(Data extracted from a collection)
— begin —

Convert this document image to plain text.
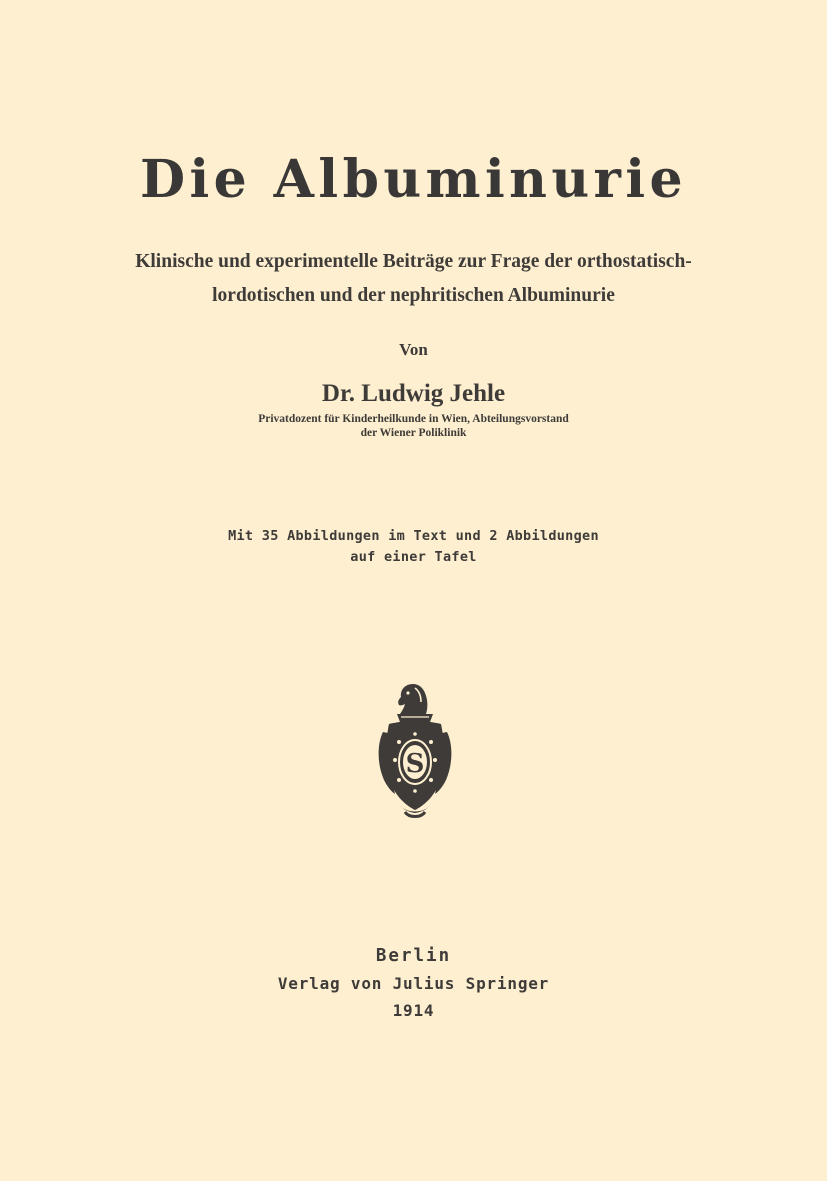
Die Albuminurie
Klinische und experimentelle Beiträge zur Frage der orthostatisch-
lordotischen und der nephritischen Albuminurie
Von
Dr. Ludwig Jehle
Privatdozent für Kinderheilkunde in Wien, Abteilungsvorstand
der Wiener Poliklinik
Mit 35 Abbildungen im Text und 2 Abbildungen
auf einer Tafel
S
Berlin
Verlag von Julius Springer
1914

— end —
— begin —

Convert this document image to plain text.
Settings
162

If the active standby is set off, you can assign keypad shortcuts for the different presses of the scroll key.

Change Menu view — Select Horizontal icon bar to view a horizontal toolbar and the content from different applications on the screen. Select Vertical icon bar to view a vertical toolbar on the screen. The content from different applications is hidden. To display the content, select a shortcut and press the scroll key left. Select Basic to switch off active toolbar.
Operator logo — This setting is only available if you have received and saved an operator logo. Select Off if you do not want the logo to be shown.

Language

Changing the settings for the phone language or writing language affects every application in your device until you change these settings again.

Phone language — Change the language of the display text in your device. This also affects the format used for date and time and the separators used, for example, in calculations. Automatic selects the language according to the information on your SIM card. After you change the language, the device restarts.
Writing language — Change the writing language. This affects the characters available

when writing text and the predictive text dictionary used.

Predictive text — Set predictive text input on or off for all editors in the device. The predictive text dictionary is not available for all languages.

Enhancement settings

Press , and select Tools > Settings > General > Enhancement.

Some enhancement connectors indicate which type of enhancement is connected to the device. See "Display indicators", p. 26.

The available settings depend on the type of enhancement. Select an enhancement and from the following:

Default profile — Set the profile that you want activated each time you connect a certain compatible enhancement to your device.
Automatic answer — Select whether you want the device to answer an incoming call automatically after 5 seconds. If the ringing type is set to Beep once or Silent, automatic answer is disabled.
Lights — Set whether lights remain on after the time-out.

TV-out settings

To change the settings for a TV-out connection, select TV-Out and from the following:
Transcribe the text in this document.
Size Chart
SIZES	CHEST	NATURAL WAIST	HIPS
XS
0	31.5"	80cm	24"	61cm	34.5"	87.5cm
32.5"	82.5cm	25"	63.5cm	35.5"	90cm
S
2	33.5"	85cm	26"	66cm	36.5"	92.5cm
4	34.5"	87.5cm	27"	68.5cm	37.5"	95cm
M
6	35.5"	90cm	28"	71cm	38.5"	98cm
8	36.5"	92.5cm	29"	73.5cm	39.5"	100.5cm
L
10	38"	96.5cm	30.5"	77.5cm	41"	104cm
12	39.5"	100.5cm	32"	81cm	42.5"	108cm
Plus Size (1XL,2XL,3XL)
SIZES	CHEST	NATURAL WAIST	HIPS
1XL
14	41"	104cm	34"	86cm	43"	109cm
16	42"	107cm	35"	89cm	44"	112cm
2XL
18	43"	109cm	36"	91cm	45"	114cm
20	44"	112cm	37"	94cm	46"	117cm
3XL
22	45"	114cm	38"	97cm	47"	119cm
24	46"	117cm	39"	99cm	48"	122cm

— end —
— begin —

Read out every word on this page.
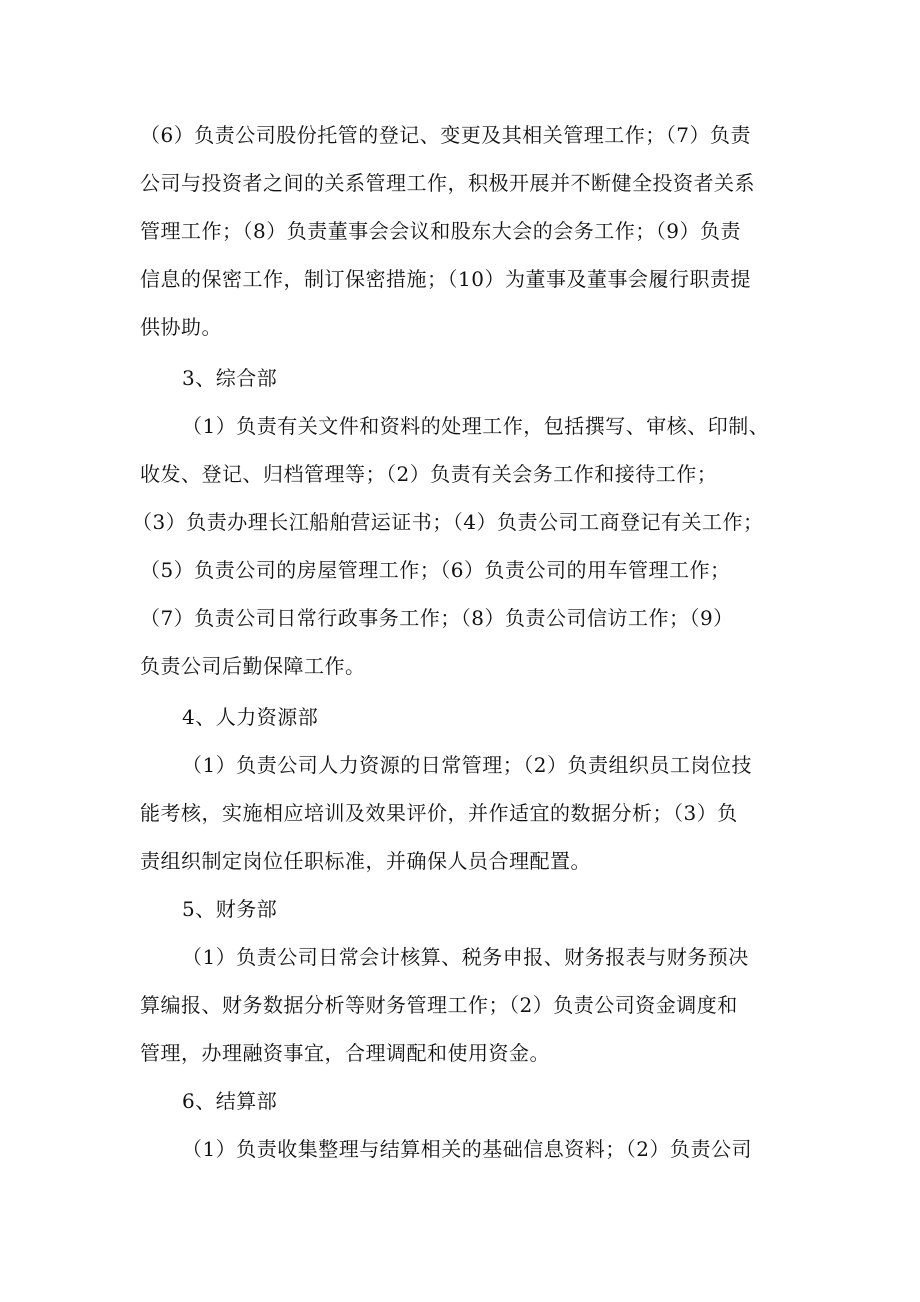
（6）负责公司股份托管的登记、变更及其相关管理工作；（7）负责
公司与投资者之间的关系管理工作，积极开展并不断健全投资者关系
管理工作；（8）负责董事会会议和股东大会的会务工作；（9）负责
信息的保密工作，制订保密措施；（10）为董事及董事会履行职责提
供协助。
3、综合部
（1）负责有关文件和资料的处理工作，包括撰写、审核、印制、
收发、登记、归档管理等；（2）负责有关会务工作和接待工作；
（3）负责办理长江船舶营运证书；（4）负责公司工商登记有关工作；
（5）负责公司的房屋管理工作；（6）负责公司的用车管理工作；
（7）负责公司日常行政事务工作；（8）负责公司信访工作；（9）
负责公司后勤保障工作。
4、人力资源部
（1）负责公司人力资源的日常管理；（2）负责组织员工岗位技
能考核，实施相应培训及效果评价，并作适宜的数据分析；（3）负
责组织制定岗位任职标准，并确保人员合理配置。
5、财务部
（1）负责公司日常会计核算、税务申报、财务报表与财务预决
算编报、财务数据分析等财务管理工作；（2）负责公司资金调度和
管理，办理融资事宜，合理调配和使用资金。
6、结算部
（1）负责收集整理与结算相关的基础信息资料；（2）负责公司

— end —

> _Request_
Gather each line in these records that contains the string "available".

> _Answer below_
Operator logo — This setting is only available if you have received and saved an operator logo. Select Off if you do not want the logo to be shown.
Writing language — Change the writing language. This affects the characters available
Predictive text — Set predictive text input on or off for all editors in the device. The predictive text dictionary is not available for all languages.
The available settings depend on the type of enhancement. Select an enhancement and from the following:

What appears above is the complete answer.